**GIVEN REQUEST**: Where the word "logit" occurs in a line, return that line.

**INPUT**:
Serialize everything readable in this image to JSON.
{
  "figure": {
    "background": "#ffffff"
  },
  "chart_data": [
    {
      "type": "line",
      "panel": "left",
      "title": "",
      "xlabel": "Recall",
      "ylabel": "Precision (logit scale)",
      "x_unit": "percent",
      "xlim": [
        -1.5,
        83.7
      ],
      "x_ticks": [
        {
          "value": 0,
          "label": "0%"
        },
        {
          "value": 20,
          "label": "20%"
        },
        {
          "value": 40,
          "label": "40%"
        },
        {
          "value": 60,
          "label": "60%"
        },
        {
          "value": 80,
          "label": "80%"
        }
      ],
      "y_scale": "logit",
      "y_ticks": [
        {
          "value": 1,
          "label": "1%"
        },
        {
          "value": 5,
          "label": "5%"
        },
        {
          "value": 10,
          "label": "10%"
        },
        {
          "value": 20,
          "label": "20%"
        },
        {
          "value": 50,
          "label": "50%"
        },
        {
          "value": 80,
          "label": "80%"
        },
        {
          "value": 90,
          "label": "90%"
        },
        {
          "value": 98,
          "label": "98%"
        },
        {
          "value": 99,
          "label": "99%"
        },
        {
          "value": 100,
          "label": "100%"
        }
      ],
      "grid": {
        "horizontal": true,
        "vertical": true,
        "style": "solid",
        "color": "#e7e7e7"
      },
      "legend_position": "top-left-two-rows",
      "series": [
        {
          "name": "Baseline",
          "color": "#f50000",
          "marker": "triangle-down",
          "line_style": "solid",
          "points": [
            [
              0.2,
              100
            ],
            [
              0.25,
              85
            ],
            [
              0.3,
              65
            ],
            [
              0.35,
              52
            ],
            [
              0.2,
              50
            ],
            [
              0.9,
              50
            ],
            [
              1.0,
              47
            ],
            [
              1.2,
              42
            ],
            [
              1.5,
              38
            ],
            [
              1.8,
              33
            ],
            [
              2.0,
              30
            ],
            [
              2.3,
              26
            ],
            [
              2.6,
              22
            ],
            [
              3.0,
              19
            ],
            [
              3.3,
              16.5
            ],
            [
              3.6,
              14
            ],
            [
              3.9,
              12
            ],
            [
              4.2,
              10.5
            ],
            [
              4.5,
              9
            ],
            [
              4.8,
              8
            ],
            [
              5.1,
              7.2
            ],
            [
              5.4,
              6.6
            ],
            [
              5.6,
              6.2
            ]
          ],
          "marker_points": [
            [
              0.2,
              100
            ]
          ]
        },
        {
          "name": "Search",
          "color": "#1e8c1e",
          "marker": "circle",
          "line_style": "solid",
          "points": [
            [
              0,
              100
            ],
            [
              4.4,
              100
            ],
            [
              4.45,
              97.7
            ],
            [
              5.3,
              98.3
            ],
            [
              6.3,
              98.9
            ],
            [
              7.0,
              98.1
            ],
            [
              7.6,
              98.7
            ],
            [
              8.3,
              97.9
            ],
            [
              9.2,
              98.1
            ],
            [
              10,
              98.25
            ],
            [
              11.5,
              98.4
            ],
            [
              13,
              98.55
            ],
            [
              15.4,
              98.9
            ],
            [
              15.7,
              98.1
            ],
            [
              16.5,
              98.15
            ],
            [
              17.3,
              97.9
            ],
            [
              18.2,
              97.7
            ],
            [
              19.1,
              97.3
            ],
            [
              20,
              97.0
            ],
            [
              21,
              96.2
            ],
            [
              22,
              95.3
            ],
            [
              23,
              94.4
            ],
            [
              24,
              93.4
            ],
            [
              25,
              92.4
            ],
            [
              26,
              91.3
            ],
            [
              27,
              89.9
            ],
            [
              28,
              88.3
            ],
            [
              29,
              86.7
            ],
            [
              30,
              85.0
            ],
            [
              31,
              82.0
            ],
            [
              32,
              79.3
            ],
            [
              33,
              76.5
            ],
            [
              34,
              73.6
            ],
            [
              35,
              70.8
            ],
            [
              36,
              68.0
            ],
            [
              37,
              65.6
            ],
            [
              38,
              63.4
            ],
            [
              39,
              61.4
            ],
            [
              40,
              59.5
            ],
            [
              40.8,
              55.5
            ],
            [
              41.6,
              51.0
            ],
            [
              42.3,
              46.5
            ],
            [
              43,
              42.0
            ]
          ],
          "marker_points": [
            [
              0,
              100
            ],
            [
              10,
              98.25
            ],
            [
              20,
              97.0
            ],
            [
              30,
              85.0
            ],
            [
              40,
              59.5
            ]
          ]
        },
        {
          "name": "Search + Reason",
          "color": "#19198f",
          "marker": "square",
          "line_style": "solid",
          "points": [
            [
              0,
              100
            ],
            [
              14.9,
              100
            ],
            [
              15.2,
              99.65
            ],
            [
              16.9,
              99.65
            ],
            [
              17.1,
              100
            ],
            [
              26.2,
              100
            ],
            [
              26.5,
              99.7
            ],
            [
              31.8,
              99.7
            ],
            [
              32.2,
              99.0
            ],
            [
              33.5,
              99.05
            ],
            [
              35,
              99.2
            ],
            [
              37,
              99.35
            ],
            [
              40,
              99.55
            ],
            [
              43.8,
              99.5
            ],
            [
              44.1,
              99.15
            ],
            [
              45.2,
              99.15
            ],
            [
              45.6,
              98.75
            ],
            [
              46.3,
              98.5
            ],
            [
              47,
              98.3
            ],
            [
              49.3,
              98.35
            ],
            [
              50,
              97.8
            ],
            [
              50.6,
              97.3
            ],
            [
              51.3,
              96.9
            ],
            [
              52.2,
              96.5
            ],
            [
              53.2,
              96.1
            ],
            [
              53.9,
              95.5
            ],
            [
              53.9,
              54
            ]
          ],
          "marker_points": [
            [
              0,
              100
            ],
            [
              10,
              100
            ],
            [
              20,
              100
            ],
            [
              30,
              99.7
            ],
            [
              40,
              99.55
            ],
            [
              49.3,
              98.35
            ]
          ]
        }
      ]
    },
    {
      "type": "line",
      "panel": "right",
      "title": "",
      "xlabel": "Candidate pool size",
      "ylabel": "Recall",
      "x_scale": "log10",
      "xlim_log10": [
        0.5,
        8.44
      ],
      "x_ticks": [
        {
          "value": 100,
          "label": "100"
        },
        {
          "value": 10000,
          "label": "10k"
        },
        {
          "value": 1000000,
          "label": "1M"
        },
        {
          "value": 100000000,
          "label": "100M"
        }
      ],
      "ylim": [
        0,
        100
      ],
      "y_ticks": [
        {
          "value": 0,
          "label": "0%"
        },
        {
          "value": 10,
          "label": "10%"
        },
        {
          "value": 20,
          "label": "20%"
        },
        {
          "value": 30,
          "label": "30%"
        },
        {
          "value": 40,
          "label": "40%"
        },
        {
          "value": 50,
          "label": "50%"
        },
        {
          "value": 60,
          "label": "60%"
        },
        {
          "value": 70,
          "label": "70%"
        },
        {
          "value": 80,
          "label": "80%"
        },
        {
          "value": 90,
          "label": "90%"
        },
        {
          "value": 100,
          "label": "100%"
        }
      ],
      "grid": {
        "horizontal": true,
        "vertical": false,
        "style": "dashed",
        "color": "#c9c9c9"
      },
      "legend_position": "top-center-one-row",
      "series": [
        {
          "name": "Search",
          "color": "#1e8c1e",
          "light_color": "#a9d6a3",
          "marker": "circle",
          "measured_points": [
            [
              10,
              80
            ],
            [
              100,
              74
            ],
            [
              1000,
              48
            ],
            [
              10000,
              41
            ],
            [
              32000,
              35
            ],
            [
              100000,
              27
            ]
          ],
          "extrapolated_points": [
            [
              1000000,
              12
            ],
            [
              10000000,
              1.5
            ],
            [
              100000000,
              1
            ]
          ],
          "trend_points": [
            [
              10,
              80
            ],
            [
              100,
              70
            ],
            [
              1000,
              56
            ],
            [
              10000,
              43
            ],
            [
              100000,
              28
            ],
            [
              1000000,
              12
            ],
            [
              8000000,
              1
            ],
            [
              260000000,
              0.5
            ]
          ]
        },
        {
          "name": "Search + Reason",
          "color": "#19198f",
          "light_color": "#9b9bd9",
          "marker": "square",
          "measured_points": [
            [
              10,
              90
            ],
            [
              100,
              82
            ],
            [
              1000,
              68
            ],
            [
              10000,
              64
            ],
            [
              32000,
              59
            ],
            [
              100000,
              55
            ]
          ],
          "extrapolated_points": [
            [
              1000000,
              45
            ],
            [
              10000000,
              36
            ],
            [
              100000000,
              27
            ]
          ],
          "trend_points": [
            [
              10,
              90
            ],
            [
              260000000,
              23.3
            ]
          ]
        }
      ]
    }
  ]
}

**EXERCISE RESULT**:
      "ylabel": "Precision (logit scale)",
      "y_scale": "logit",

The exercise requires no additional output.